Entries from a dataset
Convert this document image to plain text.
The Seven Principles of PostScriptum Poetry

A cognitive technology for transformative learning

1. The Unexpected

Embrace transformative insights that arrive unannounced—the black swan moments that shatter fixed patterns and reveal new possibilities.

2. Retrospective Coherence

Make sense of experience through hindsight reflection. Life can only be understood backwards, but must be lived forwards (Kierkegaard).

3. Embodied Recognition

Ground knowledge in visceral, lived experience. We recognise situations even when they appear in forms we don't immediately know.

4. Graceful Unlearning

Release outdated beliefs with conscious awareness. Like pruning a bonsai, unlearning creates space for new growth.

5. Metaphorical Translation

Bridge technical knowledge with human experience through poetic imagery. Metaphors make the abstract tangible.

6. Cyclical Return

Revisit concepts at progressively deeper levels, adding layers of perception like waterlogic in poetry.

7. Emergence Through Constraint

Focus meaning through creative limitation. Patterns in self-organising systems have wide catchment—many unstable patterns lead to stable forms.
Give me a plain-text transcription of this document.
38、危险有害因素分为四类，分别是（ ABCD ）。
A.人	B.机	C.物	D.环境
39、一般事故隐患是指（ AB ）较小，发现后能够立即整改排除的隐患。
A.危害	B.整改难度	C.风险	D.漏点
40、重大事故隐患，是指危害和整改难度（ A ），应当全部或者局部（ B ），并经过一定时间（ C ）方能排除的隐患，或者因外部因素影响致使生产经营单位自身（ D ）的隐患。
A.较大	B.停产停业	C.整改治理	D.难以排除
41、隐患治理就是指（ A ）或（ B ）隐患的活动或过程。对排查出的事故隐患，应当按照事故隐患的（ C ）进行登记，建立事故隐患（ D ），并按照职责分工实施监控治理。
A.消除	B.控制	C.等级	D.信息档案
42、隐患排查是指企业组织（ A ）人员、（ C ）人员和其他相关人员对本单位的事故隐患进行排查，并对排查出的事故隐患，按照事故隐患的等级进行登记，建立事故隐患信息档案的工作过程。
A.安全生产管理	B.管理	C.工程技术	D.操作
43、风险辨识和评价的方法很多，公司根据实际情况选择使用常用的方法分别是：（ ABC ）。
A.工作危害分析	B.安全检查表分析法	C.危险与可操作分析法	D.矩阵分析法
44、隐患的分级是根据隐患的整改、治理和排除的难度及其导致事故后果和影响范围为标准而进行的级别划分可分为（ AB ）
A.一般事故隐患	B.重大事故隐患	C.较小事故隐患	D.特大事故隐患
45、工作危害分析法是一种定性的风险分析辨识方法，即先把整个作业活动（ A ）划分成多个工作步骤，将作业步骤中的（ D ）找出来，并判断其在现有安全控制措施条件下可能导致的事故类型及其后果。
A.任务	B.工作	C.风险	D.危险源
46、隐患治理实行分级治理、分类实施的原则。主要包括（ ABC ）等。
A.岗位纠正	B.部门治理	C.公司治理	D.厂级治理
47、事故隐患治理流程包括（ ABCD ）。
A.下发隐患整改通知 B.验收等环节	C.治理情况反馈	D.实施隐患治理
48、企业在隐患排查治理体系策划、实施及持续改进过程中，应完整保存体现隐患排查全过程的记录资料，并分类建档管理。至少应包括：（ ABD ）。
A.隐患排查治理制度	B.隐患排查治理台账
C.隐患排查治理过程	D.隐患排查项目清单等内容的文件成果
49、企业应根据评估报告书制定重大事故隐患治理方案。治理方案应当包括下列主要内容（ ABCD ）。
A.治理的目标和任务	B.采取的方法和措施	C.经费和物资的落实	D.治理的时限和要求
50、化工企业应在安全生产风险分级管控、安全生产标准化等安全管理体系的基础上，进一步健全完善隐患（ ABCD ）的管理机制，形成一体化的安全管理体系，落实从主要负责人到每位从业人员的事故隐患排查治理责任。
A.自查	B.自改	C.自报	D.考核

INSTRUCTION
Locate each line with the word "ABCD" and copy it.

RESULT BELOW
38、危险有害因素分为四类，分别是（ ABCD ）。
47、事故隐患治理流程包括（ ABCD ）。
49、企业应根据评估报告书制定重大事故隐患治理方案。治理方案应当包括下列主要内容（ ABCD ）。
50、化工企业应在安全生产风险分级管控、安全生产标准化等安全管理体系的基础上，进一步健全完善隐患（ ABCD ）的管理机制，形成一体化的安全管理体系，落实从主要负责人到每位从业人员的事故隐患排查治理责任。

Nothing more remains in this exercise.